Request 1: Please list every kind of figure that the dataset documentation below says a Dataset can be used to compute across workflows.

Quoted passage:
..........

# Dataset (/docs/nodes/utility/datasets)

Account-scoped tables for capturing node outputs across many workflows and scoring them over time.



The Dataset node is where Solaris AI Flow remembers outcomes. Where the [Storage](/docs/nodes/utility/storage) node is a small per-workflow dedup cache, a Dataset is an append-heavy table scoped to your whole account, so many workflows can write into one dataset and a separate workflow can read across all of them.

This is the primitive behind deterministic scoring. A trading workflow appends each closed trade's outcome; a nightly scoring workflow aggregates the last 30 days to rank strategies. Because rows persist long enough and every workflow you own can write to the same dataset, you can score across your entire account, not just one flow.

Storage vs Dataset [#storage-vs-dataset]

Pick the right tool:

* **Storage** is a key/value + list cache scoped to a single workflow, with mandatory short TTLs. Use it for dedup ("have I seen this mint?") and small per-workflow state.
* **Dataset** is a structured, queryable table scoped to your account, with long retention. Use it to capture outputs over time and compute scores, counts, and averages across workflows.

If you find yourself trying to log a growing history into Storage, or trying to read one workflow's Storage from another, you want a Dataset.

..........

Material for this exercise:
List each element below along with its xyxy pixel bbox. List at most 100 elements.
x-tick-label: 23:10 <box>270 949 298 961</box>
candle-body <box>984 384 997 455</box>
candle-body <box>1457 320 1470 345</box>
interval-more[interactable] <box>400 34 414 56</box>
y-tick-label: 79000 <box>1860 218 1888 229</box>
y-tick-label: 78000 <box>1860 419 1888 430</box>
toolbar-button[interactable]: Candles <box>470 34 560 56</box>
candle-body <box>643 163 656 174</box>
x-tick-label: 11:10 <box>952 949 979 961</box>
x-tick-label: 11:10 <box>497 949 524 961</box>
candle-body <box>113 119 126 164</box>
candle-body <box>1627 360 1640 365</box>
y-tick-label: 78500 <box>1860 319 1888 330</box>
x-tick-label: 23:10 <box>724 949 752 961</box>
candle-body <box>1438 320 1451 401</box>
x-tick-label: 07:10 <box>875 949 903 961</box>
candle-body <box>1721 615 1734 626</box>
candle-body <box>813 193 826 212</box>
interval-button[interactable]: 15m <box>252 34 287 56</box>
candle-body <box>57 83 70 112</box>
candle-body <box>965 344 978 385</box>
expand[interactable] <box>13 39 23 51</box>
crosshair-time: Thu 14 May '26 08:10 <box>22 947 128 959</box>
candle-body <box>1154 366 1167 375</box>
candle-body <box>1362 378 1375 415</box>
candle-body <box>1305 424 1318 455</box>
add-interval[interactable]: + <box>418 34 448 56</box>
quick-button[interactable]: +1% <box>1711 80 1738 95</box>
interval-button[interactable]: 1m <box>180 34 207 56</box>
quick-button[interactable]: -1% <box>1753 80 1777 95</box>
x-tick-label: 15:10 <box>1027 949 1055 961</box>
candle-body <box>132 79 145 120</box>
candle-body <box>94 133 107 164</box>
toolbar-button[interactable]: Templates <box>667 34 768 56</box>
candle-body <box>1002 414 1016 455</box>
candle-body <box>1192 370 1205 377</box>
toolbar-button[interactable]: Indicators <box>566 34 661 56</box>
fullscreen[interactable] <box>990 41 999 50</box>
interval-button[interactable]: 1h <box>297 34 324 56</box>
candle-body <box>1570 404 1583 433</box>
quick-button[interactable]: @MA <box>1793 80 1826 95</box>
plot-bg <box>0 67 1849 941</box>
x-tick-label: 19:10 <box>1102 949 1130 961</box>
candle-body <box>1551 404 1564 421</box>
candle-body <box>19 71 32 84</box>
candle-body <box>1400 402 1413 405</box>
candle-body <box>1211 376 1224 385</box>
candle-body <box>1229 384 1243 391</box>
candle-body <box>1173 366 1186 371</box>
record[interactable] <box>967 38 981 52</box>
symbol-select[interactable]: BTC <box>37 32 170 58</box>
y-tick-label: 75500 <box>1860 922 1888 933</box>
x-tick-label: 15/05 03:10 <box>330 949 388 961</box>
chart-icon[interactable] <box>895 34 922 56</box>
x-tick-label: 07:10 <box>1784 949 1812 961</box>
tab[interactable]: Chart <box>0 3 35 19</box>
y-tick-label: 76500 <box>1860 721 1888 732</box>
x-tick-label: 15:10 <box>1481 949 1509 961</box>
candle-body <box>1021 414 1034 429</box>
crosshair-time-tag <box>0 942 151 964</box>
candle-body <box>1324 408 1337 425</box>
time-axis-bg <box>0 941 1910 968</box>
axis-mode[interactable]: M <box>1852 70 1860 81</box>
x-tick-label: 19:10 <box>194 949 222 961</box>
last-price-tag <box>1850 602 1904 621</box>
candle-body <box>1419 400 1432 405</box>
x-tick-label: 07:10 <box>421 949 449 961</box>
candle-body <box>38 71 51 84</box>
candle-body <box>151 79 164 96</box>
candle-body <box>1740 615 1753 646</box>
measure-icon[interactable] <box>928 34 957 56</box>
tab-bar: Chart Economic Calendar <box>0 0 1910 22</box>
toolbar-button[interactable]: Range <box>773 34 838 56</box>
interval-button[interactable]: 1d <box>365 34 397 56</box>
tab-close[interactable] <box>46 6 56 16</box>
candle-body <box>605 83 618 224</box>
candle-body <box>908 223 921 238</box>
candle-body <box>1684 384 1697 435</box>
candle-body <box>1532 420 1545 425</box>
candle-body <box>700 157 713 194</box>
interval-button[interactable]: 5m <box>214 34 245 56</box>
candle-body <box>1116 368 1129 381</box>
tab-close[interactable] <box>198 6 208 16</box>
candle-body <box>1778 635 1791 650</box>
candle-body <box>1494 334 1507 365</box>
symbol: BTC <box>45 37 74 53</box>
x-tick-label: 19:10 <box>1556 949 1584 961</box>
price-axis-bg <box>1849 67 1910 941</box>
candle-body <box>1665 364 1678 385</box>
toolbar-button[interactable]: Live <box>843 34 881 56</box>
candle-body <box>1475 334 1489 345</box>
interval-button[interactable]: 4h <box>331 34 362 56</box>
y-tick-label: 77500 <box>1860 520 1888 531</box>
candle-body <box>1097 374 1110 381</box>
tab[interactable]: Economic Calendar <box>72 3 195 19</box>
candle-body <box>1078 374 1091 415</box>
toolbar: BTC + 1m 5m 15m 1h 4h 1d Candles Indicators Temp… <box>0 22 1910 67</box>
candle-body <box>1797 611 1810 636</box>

..........

Request 2: Rewrite the records from their start through the line containing "candle-body <box>57 83 70 112</box>", with "x-tick-label" changed to "time-label" and nothing else altered.

Written solution 1:
- scores
- counts
- averages

Written solution 2:
List each element below along with its xyxy pixel bbox. List at most 100 elements.
time-label: 23:10 <box>270 949 298 961</box>
candle-body <box>984 384 997 455</box>
candle-body <box>1457 320 1470 345</box>
interval-more[interactable] <box>400 34 414 56</box>
y-tick-label: 79000 <box>1860 218 1888 229</box>
y-tick-label: 78000 <box>1860 419 1888 430</box>
toolbar-button[interactable]: Candles <box>470 34 560 56</box>
candle-body <box>643 163 656 174</box>
time-label: 11:10 <box>952 949 979 961</box>
time-label: 11:10 <box>497 949 524 961</box>
candle-body <box>113 119 126 164</box>
candle-body <box>1627 360 1640 365</box>
y-tick-label: 78500 <box>1860 319 1888 330</box>
time-label: 23:10 <box>724 949 752 961</box>
candle-body <box>1438 320 1451 401</box>
time-label: 07:10 <box>875 949 903 961</box>
candle-body <box>1721 615 1734 626</box>
candle-body <box>813 193 826 212</box>
interval-button[interactable]: 15m <box>252 34 287 56</box>
candle-body <box>57 83 70 112</box>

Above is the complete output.